Items from a data source
|---|
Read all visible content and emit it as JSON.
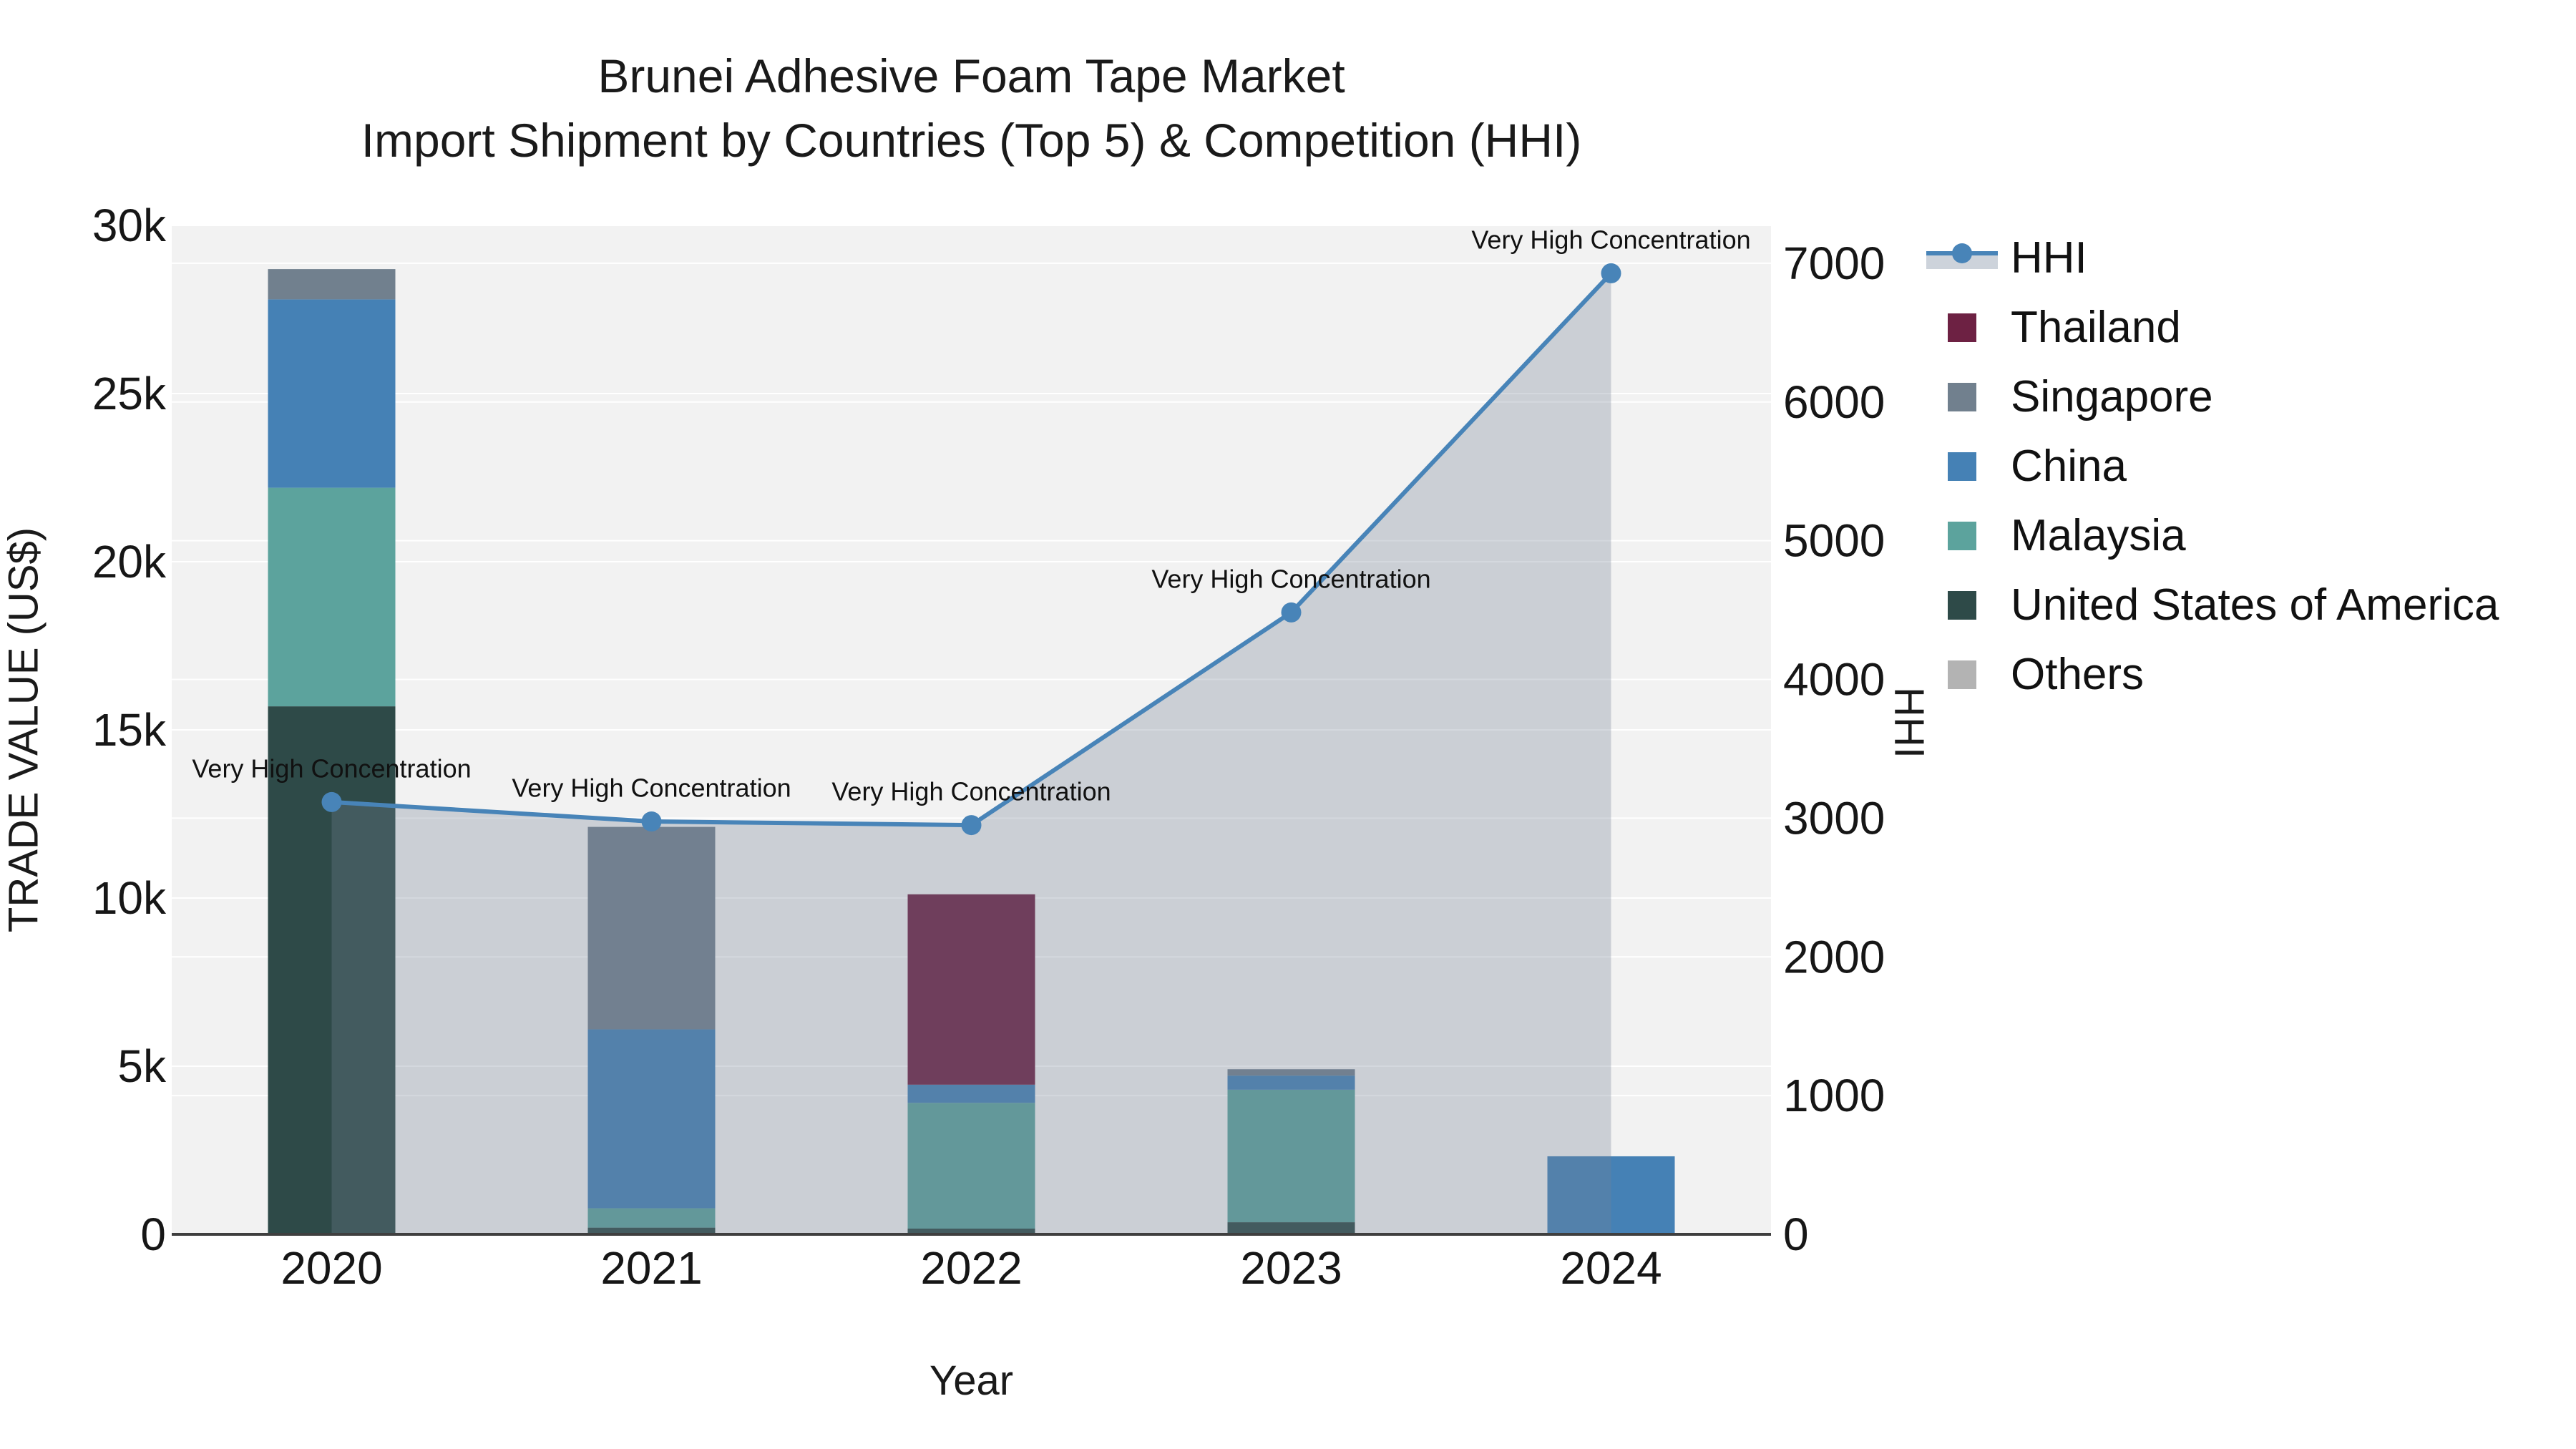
{
  "title": {
    "line1": "Brunei Adhesive Foam Tape Market",
    "line2": "Import Shipment by Countries (Top 5) & Competition (HHI)"
  },
  "axes": {
    "x": {
      "title": "Year",
      "categories": [
        "2020",
        "2021",
        "2022",
        "2023",
        "2024"
      ]
    },
    "y_left": {
      "title": "TRADE VALUE (US$)",
      "tick_labels": [
        "0",
        "5k",
        "10k",
        "15k",
        "20k",
        "25k",
        "30k"
      ],
      "tick_values": [
        0,
        5000,
        10000,
        15000,
        20000,
        25000,
        30000
      ]
    },
    "y_right": {
      "title": "HHI",
      "tick_labels": [
        "0",
        "1000",
        "2000",
        "3000",
        "4000",
        "5000",
        "6000",
        "7000"
      ],
      "tick_values": [
        0,
        1000,
        2000,
        3000,
        4000,
        5000,
        6000,
        7000
      ]
    }
  },
  "legend": [
    {
      "label": "HHI",
      "type": "line",
      "color": "#4884B8",
      "band": "#CDD3DB"
    },
    {
      "label": "Thailand",
      "type": "swatch",
      "color": "#6D2143"
    },
    {
      "label": "Singapore",
      "type": "swatch",
      "color": "#71808E"
    },
    {
      "label": "China",
      "type": "swatch",
      "color": "#4581B5"
    },
    {
      "label": "Malaysia",
      "type": "swatch",
      "color": "#5CA39D"
    },
    {
      "label": "United States of America",
      "type": "swatch",
      "color": "#2E4A48"
    },
    {
      "label": "Others",
      "type": "swatch",
      "color": "#B3B3B3"
    }
  ],
  "chart_data": {
    "type": "bar",
    "subtype": "stacked bars (left axis) + line with area fill (right axis)",
    "categories": [
      "2020",
      "2021",
      "2022",
      "2023",
      "2024"
    ],
    "series": [
      {
        "name": "Thailand",
        "color": "#6D2143",
        "values": [
          0,
          0,
          5660,
          0,
          0
        ]
      },
      {
        "name": "Singapore",
        "color": "#71808E",
        "values": [
          900,
          6020,
          0,
          190,
          0
        ]
      },
      {
        "name": "China",
        "color": "#4581B5",
        "values": [
          5600,
          5320,
          540,
          420,
          2320
        ]
      },
      {
        "name": "Malaysia",
        "color": "#5CA39D",
        "values": [
          6500,
          575,
          3740,
          3940,
          0
        ]
      },
      {
        "name": "United States of America",
        "color": "#2E4A48",
        "values": [
          15700,
          200,
          170,
          360,
          0
        ]
      },
      {
        "name": "Others",
        "color": "#B3B3B3",
        "values": [
          0,
          0,
          0,
          0,
          0
        ]
      }
    ],
    "stack_totals": [
      28700,
      12115,
      10110,
      4910,
      2320
    ],
    "line_series": {
      "name": "HHI",
      "axis": "right",
      "color": "#4884B8",
      "area_fill": "rgba(117,129,149,0.31)",
      "values": [
        3116,
        2976,
        2950,
        4483,
        6928
      ]
    },
    "annotations": [
      {
        "x": "2020",
        "text": "Very High Concentration"
      },
      {
        "x": "2021",
        "text": "Very High Concentration"
      },
      {
        "x": "2022",
        "text": "Very High Concentration"
      },
      {
        "x": "2023",
        "text": "Very High Concentration"
      },
      {
        "x": "2024",
        "text": "Very High Concentration"
      }
    ],
    "ylim_left": [
      0,
      30000
    ],
    "ylim_right": [
      0,
      7273
    ],
    "grid": "on",
    "legend_position": "right",
    "plot_background": "#F2F2F2",
    "gridline_color": "#FFFFFF",
    "axisline_color": "#3F3F3F"
  }
}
|---|
Leave the pictures out and print the records above exactly as they stand.

▸ **Solution to the exercise**
Read all visible content and emit it as JSON.
{
  "title": {
    "line1": "Brunei Adhesive Foam Tape Market",
    "line2": "Import Shipment by Countries (Top 5) & Competition (HHI)"
  },
  "axes": {
    "x": {
      "title": "Year",
      "categories": [
        "2020",
        "2021",
        "2022",
        "2023",
        "2024"
      ]
    },
    "y_left": {
      "title": "TRADE VALUE (US$)",
      "tick_labels": [
        "0",
        "5k",
        "10k",
        "15k",
        "20k",
        "25k",
        "30k"
      ],
      "tick_values": [
        0,
        5000,
        10000,
        15000,
        20000,
        25000,
        30000
      ]
    },
    "y_right": {
      "title": "HHI",
      "tick_labels": [
        "0",
        "1000",
        "2000",
        "3000",
        "4000",
        "5000",
        "6000",
        "7000"
      ],
      "tick_values": [
        0,
        1000,
        2000,
        3000,
        4000,
        5000,
        6000,
        7000
      ]
    }
  },
  "legend": [
    {
      "label": "HHI",
      "type": "line",
      "color": "#4884B8",
      "band": "#CDD3DB"
    },
    {
      "label": "Thailand",
      "type": "swatch",
      "color": "#6D2143"
    },
    {
      "label": "Singapore",
      "type": "swatch",
      "color": "#71808E"
    },
    {
      "label": "China",
      "type": "swatch",
      "color": "#4581B5"
    },
    {
      "label": "Malaysia",
      "type": "swatch",
      "color": "#5CA39D"
    },
    {
      "label": "United States of America",
      "type": "swatch",
      "color": "#2E4A48"
    },
    {
      "label": "Others",
      "type": "swatch",
      "color": "#B3B3B3"
    }
  ],
  "chart_data": {
    "type": "bar",
    "subtype": "stacked bars (left axis) + line with area fill (right axis)",
    "categories": [
      "2020",
      "2021",
      "2022",
      "2023",
      "2024"
    ],
    "series": [
      {
        "name": "Thailand",
        "color": "#6D2143",
        "values": [
          0,
          0,
          5660,
          0,
          0
        ]
      },
      {
        "name": "Singapore",
        "color": "#71808E",
        "values": [
          900,
          6020,
          0,
          190,
          0
        ]
      },
      {
        "name": "China",
        "color": "#4581B5",
        "values": [
          5600,
          5320,
          540,
          420,
          2320
        ]
      },
      {
        "name": "Malaysia",
        "color": "#5CA39D",
        "values": [
          6500,
          575,
          3740,
          3940,
          0
        ]
      },
      {
        "name": "United States of America",
        "color": "#2E4A48",
        "values": [
          15700,
          200,
          170,
          360,
          0
        ]
      },
      {
        "name": "Others",
        "color": "#B3B3B3",
        "values": [
          0,
          0,
          0,
          0,
          0
        ]
      }
    ],
    "stack_totals": [
      28700,
      12115,
      10110,
      4910,
      2320
    ],
    "line_series": {
      "name": "HHI",
      "axis": "right",
      "color": "#4884B8",
      "area_fill": "rgba(117,129,149,0.31)",
      "values": [
        3116,
        2976,
        2950,
        4483,
        6928
      ]
    },
    "annotations": [
      {
        "x": "2020",
        "text": "Very High Concentration"
      },
      {
        "x": "2021",
        "text": "Very High Concentration"
      },
      {
        "x": "2022",
        "text": "Very High Concentration"
      },
      {
        "x": "2023",
        "text": "Very High Concentration"
      },
      {
        "x": "2024",
        "text": "Very High Concentration"
      }
    ],
    "ylim_left": [
      0,
      30000
    ],
    "ylim_right": [
      0,
      7273
    ],
    "grid": "on",
    "legend_position": "right",
    "plot_background": "#F2F2F2",
    "gridline_color": "#FFFFFF",
    "axisline_color": "#3F3F3F"
  }
}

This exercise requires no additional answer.